Your goal
Please retype the records below exactly, leaving out any pictures.
━━━━━ Supplied entries ━━━━━
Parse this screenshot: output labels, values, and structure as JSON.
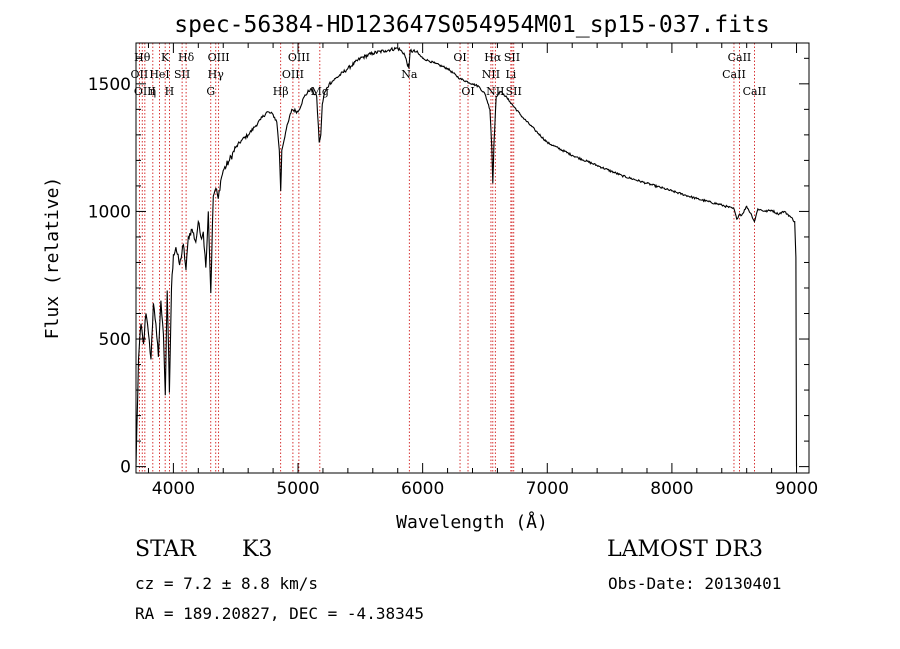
{
  "chart_data": {
    "type": "line",
    "title": "spec-56384-HD123647S054954M01_sp15-037.fits",
    "xlabel": "Wavelength (Å)",
    "ylabel": "Flux (relative)",
    "xlim": [
      3700,
      9100
    ],
    "ylim": [
      -25,
      1660
    ],
    "x_ticks": [
      4000,
      5000,
      6000,
      7000,
      8000,
      9000
    ],
    "y_ticks": [
      0,
      500,
      1000,
      1500
    ],
    "series": [
      {
        "name": "spectrum",
        "x": [
          3700,
          3720,
          3740,
          3760,
          3780,
          3800,
          3820,
          3840,
          3860,
          3880,
          3900,
          3920,
          3935,
          3950,
          3968,
          3985,
          4000,
          4020,
          4050,
          4080,
          4101,
          4120,
          4150,
          4180,
          4200,
          4220,
          4240,
          4260,
          4280,
          4300,
          4320,
          4340,
          4360,
          4380,
          4400,
          4450,
          4500,
          4550,
          4600,
          4650,
          4700,
          4750,
          4800,
          4830,
          4850,
          4861,
          4870,
          4900,
          4950,
          5000,
          5050,
          5100,
          5150,
          5170,
          5183,
          5195,
          5210,
          5250,
          5300,
          5400,
          5500,
          5600,
          5700,
          5800,
          5850,
          5890,
          5900,
          5950,
          6000,
          6050,
          6100,
          6200,
          6300,
          6400,
          6450,
          6500,
          6540,
          6555,
          6563,
          6572,
          6590,
          6620,
          6650,
          6700,
          6800,
          6900,
          7000,
          7200,
          7400,
          7600,
          7800,
          8000,
          8200,
          8400,
          8498,
          8520,
          8542,
          8560,
          8600,
          8640,
          8662,
          8690,
          8750,
          8800,
          8850,
          8900,
          8950,
          8985,
          8995,
          9000
        ],
        "y": [
          0,
          420,
          560,
          480,
          600,
          520,
          420,
          640,
          560,
          430,
          650,
          520,
          280,
          690,
          290,
          700,
          830,
          860,
          790,
          870,
          770,
          900,
          930,
          880,
          960,
          900,
          920,
          780,
          1000,
          680,
          1060,
          1090,
          1050,
          1120,
          1160,
          1200,
          1250,
          1280,
          1300,
          1330,
          1360,
          1390,
          1380,
          1350,
          1240,
          1080,
          1240,
          1310,
          1400,
          1390,
          1450,
          1480,
          1450,
          1270,
          1300,
          1420,
          1460,
          1500,
          1520,
          1560,
          1600,
          1620,
          1630,
          1640,
          1620,
          1560,
          1630,
          1625,
          1600,
          1590,
          1580,
          1560,
          1520,
          1500,
          1490,
          1460,
          1400,
          1250,
          1110,
          1260,
          1450,
          1470,
          1460,
          1430,
          1370,
          1320,
          1270,
          1220,
          1180,
          1140,
          1110,
          1080,
          1050,
          1025,
          1010,
          970,
          990,
          985,
          1020,
          985,
          960,
          1010,
          1000,
          1005,
          990,
          1000,
          980,
          960,
          820,
          0
        ]
      }
    ],
    "line_markers": [
      {
        "wavelength": 3750,
        "label": "Hθ",
        "row": 1
      },
      {
        "wavelength": 3727,
        "label": "OII",
        "row": 2
      },
      {
        "wavelength": 3771,
        "label": "OIII",
        "row": 3
      },
      {
        "wavelength": 3835,
        "label": "η",
        "row": 3
      },
      {
        "wavelength": 3889,
        "label": "HeI",
        "row": 2
      },
      {
        "wavelength": 3934,
        "label": "K",
        "row": 1
      },
      {
        "wavelength": 3968,
        "label": "H",
        "row": 3
      },
      {
        "wavelength": 4070,
        "label": "SII",
        "row": 2
      },
      {
        "wavelength": 4102,
        "label": "Hδ",
        "row": 1
      },
      {
        "wavelength": 4300,
        "label": "G",
        "row": 3
      },
      {
        "wavelength": 4340,
        "label": "Hγ",
        "row": 2
      },
      {
        "wavelength": 4363,
        "label": "OIII",
        "row": 1
      },
      {
        "wavelength": 4861,
        "label": "Hβ",
        "row": 3
      },
      {
        "wavelength": 4959,
        "label": "OIII",
        "row": 2
      },
      {
        "wavelength": 5007,
        "label": "OIII",
        "row": 1
      },
      {
        "wavelength": 5175,
        "label": "Mg",
        "row": 3
      },
      {
        "wavelength": 5893,
        "label": "Na",
        "row": 2
      },
      {
        "wavelength": 6300,
        "label": "OI",
        "row": 1
      },
      {
        "wavelength": 6364,
        "label": "OI",
        "row": 3
      },
      {
        "wavelength": 6548,
        "label": "NII",
        "row": 2
      },
      {
        "wavelength": 6563,
        "label": "Hα",
        "row": 1
      },
      {
        "wavelength": 6583,
        "label": "NII",
        "row": 3
      },
      {
        "wavelength": 6708,
        "label": "Li",
        "row": 2
      },
      {
        "wavelength": 6717,
        "label": "SII",
        "row": 1
      },
      {
        "wavelength": 6731,
        "label": "SII",
        "row": 3
      },
      {
        "wavelength": 8498,
        "label": "CaII",
        "row": 2
      },
      {
        "wavelength": 8542,
        "label": "CaII",
        "row": 1
      },
      {
        "wavelength": 8662,
        "label": "CaII",
        "row": 3
      }
    ],
    "colors": {
      "curve": "#000000",
      "marker": "#cc0000",
      "axes": "#000000"
    }
  },
  "info": {
    "class_label": "STAR",
    "subclass": "K3",
    "survey": "LAMOST DR3",
    "redshift": "cz = 7.2 ± 8.8 km/s",
    "obs_date": "Obs-Date: 20130401",
    "coords": "RA = 189.20827, DEC =  -4.38345"
  }
}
━━━━━
Written reply
Parse this screenshot: output labels, values, and structure as JSON.
{
  "chart_data": {
    "type": "line",
    "title": "spec-56384-HD123647S054954M01_sp15-037.fits",
    "xlabel": "Wavelength (Å)",
    "ylabel": "Flux (relative)",
    "xlim": [
      3700,
      9100
    ],
    "ylim": [
      -25,
      1660
    ],
    "x_ticks": [
      4000,
      5000,
      6000,
      7000,
      8000,
      9000
    ],
    "y_ticks": [
      0,
      500,
      1000,
      1500
    ],
    "series": [
      {
        "name": "spectrum",
        "x": [
          3700,
          3720,
          3740,
          3760,
          3780,
          3800,
          3820,
          3840,
          3860,
          3880,
          3900,
          3920,
          3935,
          3950,
          3968,
          3985,
          4000,
          4020,
          4050,
          4080,
          4101,
          4120,
          4150,
          4180,
          4200,
          4220,
          4240,
          4260,
          4280,
          4300,
          4320,
          4340,
          4360,
          4380,
          4400,
          4450,
          4500,
          4550,
          4600,
          4650,
          4700,
          4750,
          4800,
          4830,
          4850,
          4861,
          4870,
          4900,
          4950,
          5000,
          5050,
          5100,
          5150,
          5170,
          5183,
          5195,
          5210,
          5250,
          5300,
          5400,
          5500,
          5600,
          5700,
          5800,
          5850,
          5890,
          5900,
          5950,
          6000,
          6050,
          6100,
          6200,
          6300,
          6400,
          6450,
          6500,
          6540,
          6555,
          6563,
          6572,
          6590,
          6620,
          6650,
          6700,
          6800,
          6900,
          7000,
          7200,
          7400,
          7600,
          7800,
          8000,
          8200,
          8400,
          8498,
          8520,
          8542,
          8560,
          8600,
          8640,
          8662,
          8690,
          8750,
          8800,
          8850,
          8900,
          8950,
          8985,
          8995,
          9000
        ],
        "y": [
          0,
          420,
          560,
          480,
          600,
          520,
          420,
          640,
          560,
          430,
          650,
          520,
          280,
          690,
          290,
          700,
          830,
          860,
          790,
          870,
          770,
          900,
          930,
          880,
          960,
          900,
          920,
          780,
          1000,
          680,
          1060,
          1090,
          1050,
          1120,
          1160,
          1200,
          1250,
          1280,
          1300,
          1330,
          1360,
          1390,
          1380,
          1350,
          1240,
          1080,
          1240,
          1310,
          1400,
          1390,
          1450,
          1480,
          1450,
          1270,
          1300,
          1420,
          1460,
          1500,
          1520,
          1560,
          1600,
          1620,
          1630,
          1640,
          1620,
          1560,
          1630,
          1625,
          1600,
          1590,
          1580,
          1560,
          1520,
          1500,
          1490,
          1460,
          1400,
          1250,
          1110,
          1260,
          1450,
          1470,
          1460,
          1430,
          1370,
          1320,
          1270,
          1220,
          1180,
          1140,
          1110,
          1080,
          1050,
          1025,
          1010,
          970,
          990,
          985,
          1020,
          985,
          960,
          1010,
          1000,
          1005,
          990,
          1000,
          980,
          960,
          820,
          0
        ]
      }
    ],
    "line_markers": [
      {
        "wavelength": 3750,
        "label": "Hθ",
        "row": 1
      },
      {
        "wavelength": 3727,
        "label": "OII",
        "row": 2
      },
      {
        "wavelength": 3771,
        "label": "OIII",
        "row": 3
      },
      {
        "wavelength": 3835,
        "label": "η",
        "row": 3
      },
      {
        "wavelength": 3889,
        "label": "HeI",
        "row": 2
      },
      {
        "wavelength": 3934,
        "label": "K",
        "row": 1
      },
      {
        "wavelength": 3968,
        "label": "H",
        "row": 3
      },
      {
        "wavelength": 4070,
        "label": "SII",
        "row": 2
      },
      {
        "wavelength": 4102,
        "label": "Hδ",
        "row": 1
      },
      {
        "wavelength": 4300,
        "label": "G",
        "row": 3
      },
      {
        "wavelength": 4340,
        "label": "Hγ",
        "row": 2
      },
      {
        "wavelength": 4363,
        "label": "OIII",
        "row": 1
      },
      {
        "wavelength": 4861,
        "label": "Hβ",
        "row": 3
      },
      {
        "wavelength": 4959,
        "label": "OIII",
        "row": 2
      },
      {
        "wavelength": 5007,
        "label": "OIII",
        "row": 1
      },
      {
        "wavelength": 5175,
        "label": "Mg",
        "row": 3
      },
      {
        "wavelength": 5893,
        "label": "Na",
        "row": 2
      },
      {
        "wavelength": 6300,
        "label": "OI",
        "row": 1
      },
      {
        "wavelength": 6364,
        "label": "OI",
        "row": 3
      },
      {
        "wavelength": 6548,
        "label": "NII",
        "row": 2
      },
      {
        "wavelength": 6563,
        "label": "Hα",
        "row": 1
      },
      {
        "wavelength": 6583,
        "label": "NII",
        "row": 3
      },
      {
        "wavelength": 6708,
        "label": "Li",
        "row": 2
      },
      {
        "wavelength": 6717,
        "label": "SII",
        "row": 1
      },
      {
        "wavelength": 6731,
        "label": "SII",
        "row": 3
      },
      {
        "wavelength": 8498,
        "label": "CaII",
        "row": 2
      },
      {
        "wavelength": 8542,
        "label": "CaII",
        "row": 1
      },
      {
        "wavelength": 8662,
        "label": "CaII",
        "row": 3
      }
    ],
    "colors": {
      "curve": "#000000",
      "marker": "#cc0000",
      "axes": "#000000"
    }
  },
  "info": {
    "class_label": "STAR",
    "subclass": "K3",
    "survey": "LAMOST DR3",
    "redshift": "cz = 7.2 ± 8.8 km/s",
    "obs_date": "Obs-Date: 20130401",
    "coords": "RA = 189.20827, DEC =  -4.38345"
  }
}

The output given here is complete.